- _Dataset rows_:
++++++++++

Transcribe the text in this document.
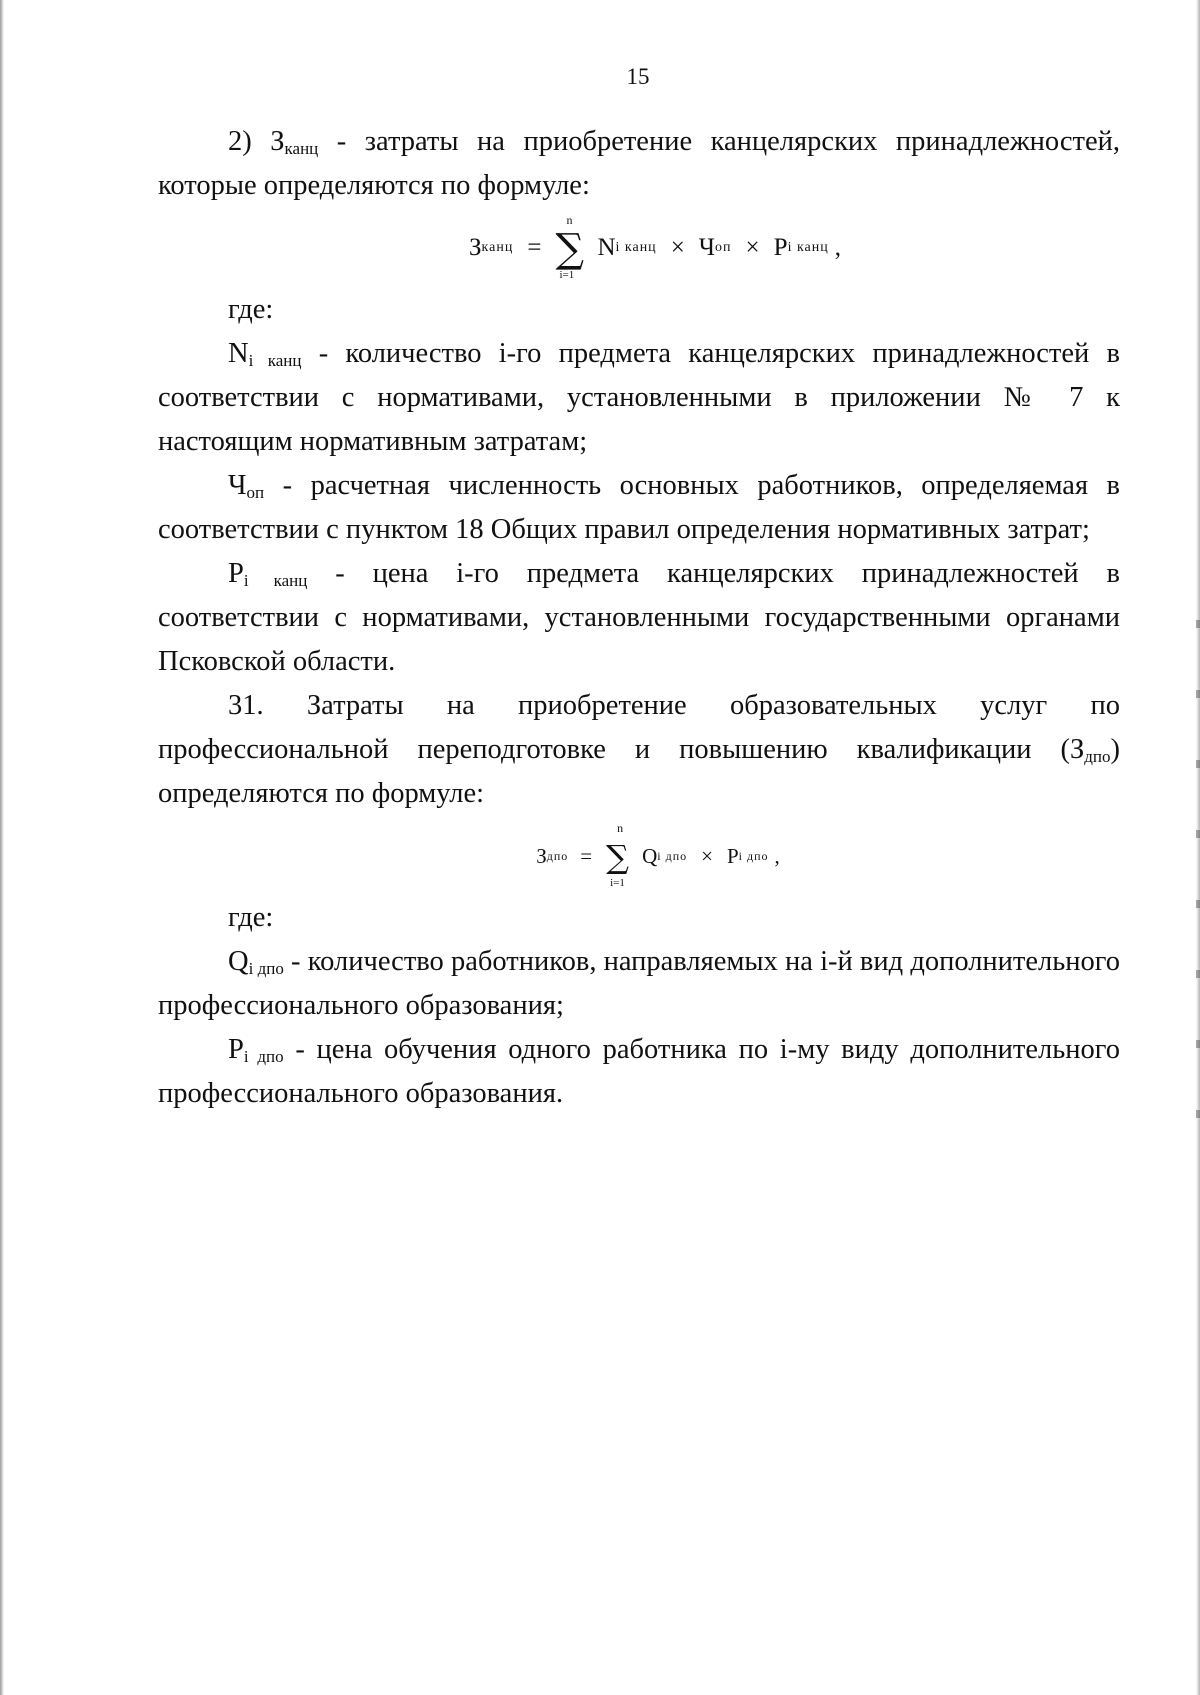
15

2) $З_{канц}$ - затраты на приобретение канцелярских принадлежностей, которые определяются по формуле:

З канц =
n
∑
i=1
N i канц × Ч оп × P i канц ,

где:

$N_{i канц}$ - количество i-го предмета канцелярских принадлежностей в соответствии с нормативами, установленными в приложении № 7 к настоящим нормативным затратам;

$Ч_{оп}$ - расчетная численность основных работников, определяемая в соответствии с пунктом 18 Общих правил определения нормативных затрат;

$P_{i канц}$ - цена i-го предмета канцелярских принадлежностей в соответствии с нормативами, установленными государственными органами Псковской области.

31. Затраты на приобретение образовательных услуг по профессиональной переподготовке и повышению квалификации $(З_{дпо})$ определяются по формуле:

З дпо =
n
∑
i=1
Q i дпо × P i дпо ,

где:

$Q_{i дпо}$ - количество работников, направляемых на i-й вид дополнительного профессионального образования;

$P_{i дпо}$ - цена обучения одного работника по i-му виду дополнительного профессионального образования.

++++++++++

Output every entry verbatim. Pictures do not belong in the copy.

- _Expected answer_:
Transcribe the text in this document.
15

2) $З_{канц}$ - затраты на приобретение канцелярских принадлежностей, которые определяются по формуле:

З канц =
n
∑
i=1
N i канц × Ч оп × P i канц ,

где:

$N_{i канц}$ - количество i-го предмета канцелярских принадлежностей в соответствии с нормативами, установленными в приложении № 7 к настоящим нормативным затратам;

$Ч_{оп}$ - расчетная численность основных работников, определяемая в соответствии с пунктом 18 Общих правил определения нормативных затрат;

$P_{i канц}$ - цена i-го предмета канцелярских принадлежностей в соответствии с нормативами, установленными государственными органами Псковской области.

31. Затраты на приобретение образовательных услуг по профессиональной переподготовке и повышению квалификации $(З_{дпо})$ определяются по формуле:

З дпо =
n
∑
i=1
Q i дпо × P i дпо ,

где:

$Q_{i дпо}$ - количество работников, направляемых на i-й вид дополнительного профессионального образования;

$P_{i дпо}$ - цена обучения одного работника по i-му виду дополнительного профессионального образования.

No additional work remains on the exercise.